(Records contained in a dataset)
..........
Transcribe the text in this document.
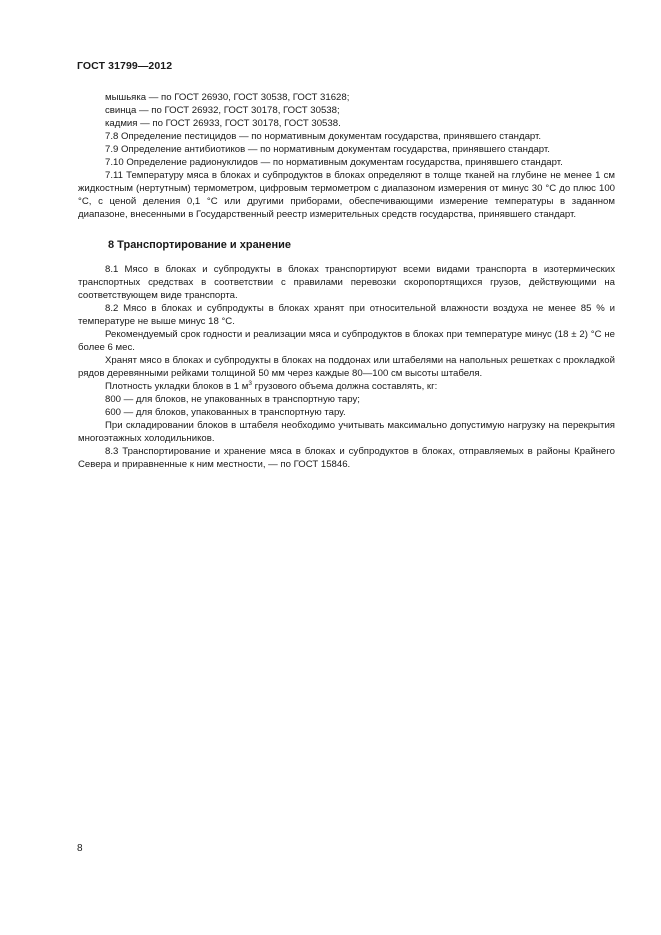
ГОСТ 31799—2012

мышьяка — по ГОСТ 26930, ГОСТ 30538, ГОСТ 31628;

свинца — по ГОСТ 26932, ГОСТ 30178, ГОСТ 30538;

кадмия — по ГОСТ 26933, ГОСТ 30178, ГОСТ 30538.

7.8 Определение пестицидов — по нормативным документам государства, принявшего стандарт.

7.9 Определение антибиотиков — по нормативным документам государства, принявшего стандарт.

7.10 Определение радионуклидов — по нормативным документам государства, принявшего стандарт.

7.11 Температуру мяса в блоках и субпродуктов в блоках определяют в толще тканей на глубине не менее 1 см жидкостным (нертутным) термометром, цифровым термометром с диапазоном измерения от минус 30 °С до плюс 100 °С, с ценой деления 0,1 °С или другими приборами, обеспечивающими измерение температуры в заданном диапазоне, внесенными в Государственный реестр измерительных средств государства, принявшего стандарт.

8 Транспортирование и хранение

8.1 Мясо в блоках и субпродукты в блоках транспортируют всеми видами транспорта в изотермических транспортных средствах в соответствии с правилами перевозки скоропортящихся грузов, действующими на соответствующем виде транспорта.

8.2 Мясо в блоках и субпродукты в блоках хранят при относительной влажности воздуха не менее 85 % и температуре не выше минус 18 °С.

Рекомендуемый срок годности и реализации мяса и субпродуктов в блоках при температуре минус (18 ± 2) °С не более 6 мес.

Хранят мясо в блоках и субпродукты в блоках на поддонах или штабелями на напольных решетках с прокладкой рядов деревянными рейками толщиной 50 мм через каждые 80—100 см высоты штабеля.

Плотность укладки блоков в 1 $м^3$ грузового объема должна составлять, кг:

800 — для блоков, не упакованных в транспортную тару;

600 — для блоков, упакованных в транспортную тару.

При складировании блоков в штабеля необходимо учитывать максимально допустимую нагрузку на перекрытия многоэтажных холодильников.

8.3 Транспортирование и хранение мяса в блоках и субпродуктов в блоках, отправляемых в районы Крайнего Севера и приравненные к ним местности, — по ГОСТ 15846.

8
..........
# [Written task]
Extract all lines of the records above that include "упакованных".

# [Task solution]
800 — для блоков, не упакованных в транспортную тару;
600 — для блоков, упакованных в транспортную тару.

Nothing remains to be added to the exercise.